_PROMPT_. Provide the count of lines that hold "object" and no other output.
Start of DATA SUPPLIED
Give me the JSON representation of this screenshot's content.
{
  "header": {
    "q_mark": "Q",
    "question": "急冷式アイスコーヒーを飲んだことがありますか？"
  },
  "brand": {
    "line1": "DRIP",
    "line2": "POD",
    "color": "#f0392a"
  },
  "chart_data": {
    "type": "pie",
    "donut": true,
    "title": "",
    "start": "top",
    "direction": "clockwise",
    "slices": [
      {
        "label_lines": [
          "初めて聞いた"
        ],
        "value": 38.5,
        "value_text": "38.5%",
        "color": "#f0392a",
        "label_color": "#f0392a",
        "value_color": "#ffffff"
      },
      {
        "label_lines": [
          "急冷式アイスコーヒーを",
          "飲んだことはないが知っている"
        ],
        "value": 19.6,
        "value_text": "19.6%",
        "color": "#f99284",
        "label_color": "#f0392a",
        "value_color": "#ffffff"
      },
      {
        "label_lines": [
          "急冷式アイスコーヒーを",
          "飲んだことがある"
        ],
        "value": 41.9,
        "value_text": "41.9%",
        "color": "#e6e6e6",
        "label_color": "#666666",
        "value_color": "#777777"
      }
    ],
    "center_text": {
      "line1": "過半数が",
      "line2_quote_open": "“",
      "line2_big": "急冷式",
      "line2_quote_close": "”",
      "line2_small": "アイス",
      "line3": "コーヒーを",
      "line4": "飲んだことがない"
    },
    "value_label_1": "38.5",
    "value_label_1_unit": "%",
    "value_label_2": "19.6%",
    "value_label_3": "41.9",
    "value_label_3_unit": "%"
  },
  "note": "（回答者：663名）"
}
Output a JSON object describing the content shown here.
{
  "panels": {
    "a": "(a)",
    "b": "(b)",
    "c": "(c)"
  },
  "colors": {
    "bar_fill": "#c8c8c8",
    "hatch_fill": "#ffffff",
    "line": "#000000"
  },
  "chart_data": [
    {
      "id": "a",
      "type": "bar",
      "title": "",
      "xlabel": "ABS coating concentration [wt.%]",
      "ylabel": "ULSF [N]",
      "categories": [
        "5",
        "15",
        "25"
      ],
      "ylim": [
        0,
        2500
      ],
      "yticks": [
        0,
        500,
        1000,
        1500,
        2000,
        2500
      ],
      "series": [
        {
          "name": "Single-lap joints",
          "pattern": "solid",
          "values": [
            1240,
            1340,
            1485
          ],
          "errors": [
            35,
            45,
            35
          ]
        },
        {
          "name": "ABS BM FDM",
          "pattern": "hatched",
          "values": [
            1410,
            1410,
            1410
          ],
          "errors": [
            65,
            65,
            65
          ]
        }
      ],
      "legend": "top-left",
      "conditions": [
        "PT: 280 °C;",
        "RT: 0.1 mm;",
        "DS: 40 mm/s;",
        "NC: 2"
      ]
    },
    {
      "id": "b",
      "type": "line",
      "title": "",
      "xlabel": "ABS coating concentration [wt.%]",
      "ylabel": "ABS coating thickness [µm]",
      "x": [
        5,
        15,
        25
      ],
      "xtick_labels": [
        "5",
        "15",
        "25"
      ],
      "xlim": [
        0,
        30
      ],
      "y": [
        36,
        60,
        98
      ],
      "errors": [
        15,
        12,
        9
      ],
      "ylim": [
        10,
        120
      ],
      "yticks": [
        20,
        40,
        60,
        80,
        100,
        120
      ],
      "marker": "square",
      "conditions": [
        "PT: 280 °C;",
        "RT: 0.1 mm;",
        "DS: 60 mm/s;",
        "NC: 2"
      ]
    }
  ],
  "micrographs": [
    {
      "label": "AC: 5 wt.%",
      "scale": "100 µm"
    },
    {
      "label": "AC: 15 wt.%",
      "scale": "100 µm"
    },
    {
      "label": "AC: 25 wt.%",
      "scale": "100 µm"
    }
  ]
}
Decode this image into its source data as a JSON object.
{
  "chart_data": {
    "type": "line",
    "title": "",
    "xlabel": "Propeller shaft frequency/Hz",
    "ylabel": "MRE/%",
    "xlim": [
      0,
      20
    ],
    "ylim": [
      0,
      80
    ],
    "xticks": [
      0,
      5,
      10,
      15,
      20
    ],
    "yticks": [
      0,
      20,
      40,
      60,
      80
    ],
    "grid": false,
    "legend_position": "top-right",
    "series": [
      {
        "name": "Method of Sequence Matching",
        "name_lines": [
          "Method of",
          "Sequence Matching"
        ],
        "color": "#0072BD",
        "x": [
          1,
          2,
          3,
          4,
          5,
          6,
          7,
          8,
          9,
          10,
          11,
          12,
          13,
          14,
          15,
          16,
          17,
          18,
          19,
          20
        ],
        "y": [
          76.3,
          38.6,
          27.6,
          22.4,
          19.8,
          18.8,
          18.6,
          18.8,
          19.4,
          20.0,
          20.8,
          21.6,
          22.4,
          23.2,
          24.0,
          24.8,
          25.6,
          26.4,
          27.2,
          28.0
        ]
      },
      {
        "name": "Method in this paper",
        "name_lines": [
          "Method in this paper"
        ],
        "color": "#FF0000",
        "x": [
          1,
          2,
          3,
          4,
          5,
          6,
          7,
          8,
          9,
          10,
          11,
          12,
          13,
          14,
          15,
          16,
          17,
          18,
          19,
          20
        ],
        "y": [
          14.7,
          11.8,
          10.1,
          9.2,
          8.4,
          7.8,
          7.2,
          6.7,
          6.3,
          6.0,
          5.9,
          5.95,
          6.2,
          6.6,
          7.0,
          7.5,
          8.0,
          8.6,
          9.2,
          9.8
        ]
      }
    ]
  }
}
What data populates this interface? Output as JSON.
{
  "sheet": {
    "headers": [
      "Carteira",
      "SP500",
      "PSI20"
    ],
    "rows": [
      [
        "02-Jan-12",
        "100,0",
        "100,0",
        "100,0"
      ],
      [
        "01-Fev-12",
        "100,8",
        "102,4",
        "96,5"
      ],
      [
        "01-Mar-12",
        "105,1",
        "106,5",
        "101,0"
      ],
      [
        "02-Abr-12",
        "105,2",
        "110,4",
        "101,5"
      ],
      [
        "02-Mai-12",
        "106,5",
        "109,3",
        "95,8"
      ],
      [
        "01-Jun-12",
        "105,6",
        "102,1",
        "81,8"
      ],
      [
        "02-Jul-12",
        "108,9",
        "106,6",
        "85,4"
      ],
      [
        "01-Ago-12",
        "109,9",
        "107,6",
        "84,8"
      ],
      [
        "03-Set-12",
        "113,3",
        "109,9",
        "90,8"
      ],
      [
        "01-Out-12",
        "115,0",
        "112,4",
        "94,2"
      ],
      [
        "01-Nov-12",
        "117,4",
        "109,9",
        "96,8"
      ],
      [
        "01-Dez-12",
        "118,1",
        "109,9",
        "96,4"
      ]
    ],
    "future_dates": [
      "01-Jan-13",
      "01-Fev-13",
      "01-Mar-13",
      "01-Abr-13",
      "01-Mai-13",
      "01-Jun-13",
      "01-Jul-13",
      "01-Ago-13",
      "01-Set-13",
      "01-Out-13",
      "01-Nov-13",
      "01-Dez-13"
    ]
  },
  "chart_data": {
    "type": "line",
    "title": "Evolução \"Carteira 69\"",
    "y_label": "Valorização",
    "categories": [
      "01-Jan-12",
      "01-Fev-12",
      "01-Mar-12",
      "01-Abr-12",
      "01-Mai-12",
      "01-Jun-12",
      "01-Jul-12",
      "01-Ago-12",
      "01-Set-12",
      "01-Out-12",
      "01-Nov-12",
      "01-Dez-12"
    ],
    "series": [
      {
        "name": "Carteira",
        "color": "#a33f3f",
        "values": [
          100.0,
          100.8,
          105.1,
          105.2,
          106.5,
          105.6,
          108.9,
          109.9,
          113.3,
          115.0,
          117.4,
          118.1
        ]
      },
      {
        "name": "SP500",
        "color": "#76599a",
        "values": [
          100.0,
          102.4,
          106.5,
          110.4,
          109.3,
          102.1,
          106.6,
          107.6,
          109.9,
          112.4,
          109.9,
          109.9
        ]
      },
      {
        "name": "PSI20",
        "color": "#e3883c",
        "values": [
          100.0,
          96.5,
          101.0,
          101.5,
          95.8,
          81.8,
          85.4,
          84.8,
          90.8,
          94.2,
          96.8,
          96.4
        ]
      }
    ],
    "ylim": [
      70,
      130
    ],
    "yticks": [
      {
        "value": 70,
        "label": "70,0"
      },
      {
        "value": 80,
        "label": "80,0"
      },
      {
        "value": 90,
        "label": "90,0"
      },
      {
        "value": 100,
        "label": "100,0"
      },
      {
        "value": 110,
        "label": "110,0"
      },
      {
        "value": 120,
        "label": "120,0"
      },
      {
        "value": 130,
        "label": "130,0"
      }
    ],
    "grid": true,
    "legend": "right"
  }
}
End of DATA SUPPLIED
_SOLUTION TO THE PROBLEM_. 2